**DIRECTIONS**
Go through the data below. Pull out every line that has the word "oper".

**DATASET CONTENT**
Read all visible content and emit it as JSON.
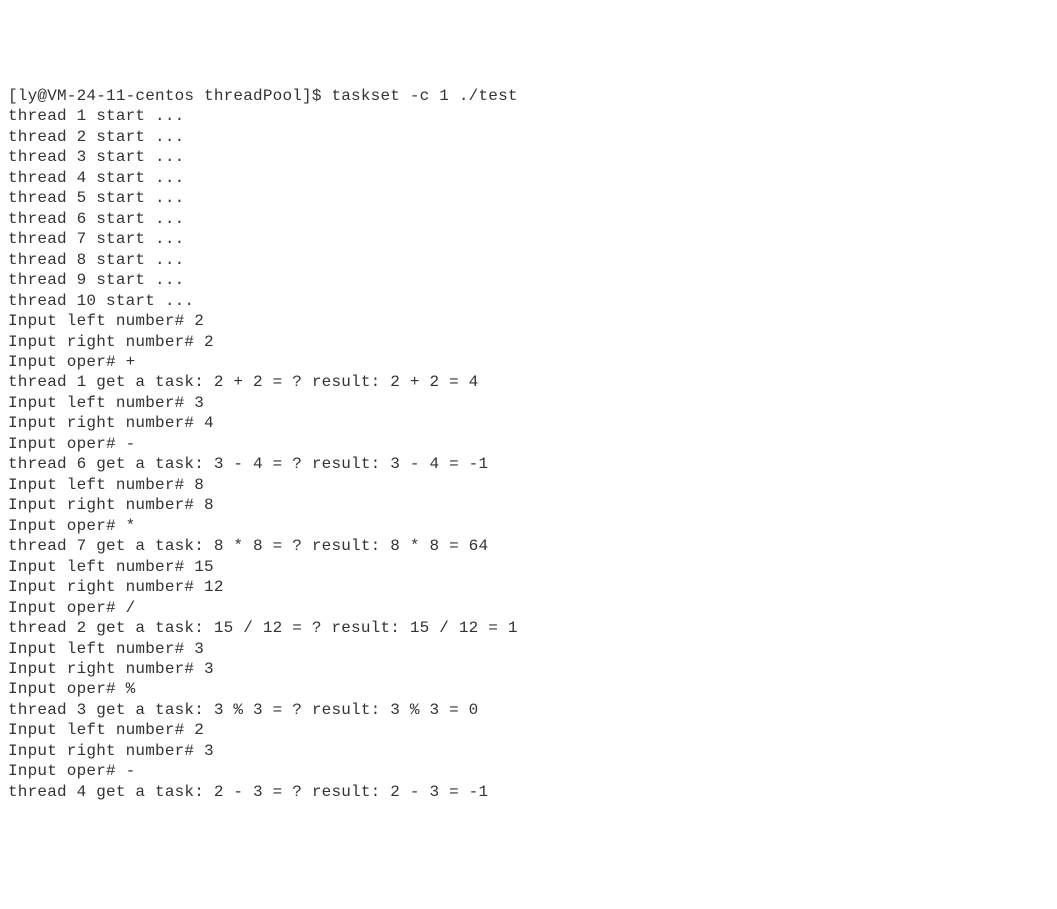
{
  "terminal": {
    "lines": [
      "[ly@VM-24-11-centos threadPool]$ taskset -c 1 ./test",
      "thread 1 start ...",
      "thread 2 start ...",
      "thread 3 start ...",
      "thread 4 start ...",
      "thread 5 start ...",
      "thread 6 start ...",
      "thread 7 start ...",
      "thread 8 start ...",
      "thread 9 start ...",
      "thread 10 start ...",
      "Input left number# 2",
      "Input right number# 2",
      "Input oper# +",
      "thread 1 get a task: 2 + 2 = ? result: 2 + 2 = 4",
      "Input left number# 3",
      "Input right number# 4",
      "Input oper# -",
      "thread 6 get a task: 3 - 4 = ? result: 3 - 4 = -1",
      "Input left number# 8",
      "Input right number# 8",
      "Input oper# *",
      "thread 7 get a task: 8 * 8 = ? result: 8 * 8 = 64",
      "Input left number# 15",
      "Input right number# 12",
      "Input oper# /",
      "thread 2 get a task: 15 / 12 = ? result: 15 / 12 = 1",
      "Input left number# 3",
      "Input right number# 3",
      "Input oper# %",
      "thread 3 get a task: 3 % 3 = ? result: 3 % 3 = 0",
      "Input left number# 2",
      "Input right number# 3",
      "Input oper# -",
      "thread 4 get a task: 2 - 3 = ? result: 2 - 3 = -1"
    ]
  }
}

**CORRECT RESULT**
      "Input oper# +",
      "Input oper# -",
      "Input oper# *",
      "Input oper# /",
      "Input oper# %",
      "Input oper# -",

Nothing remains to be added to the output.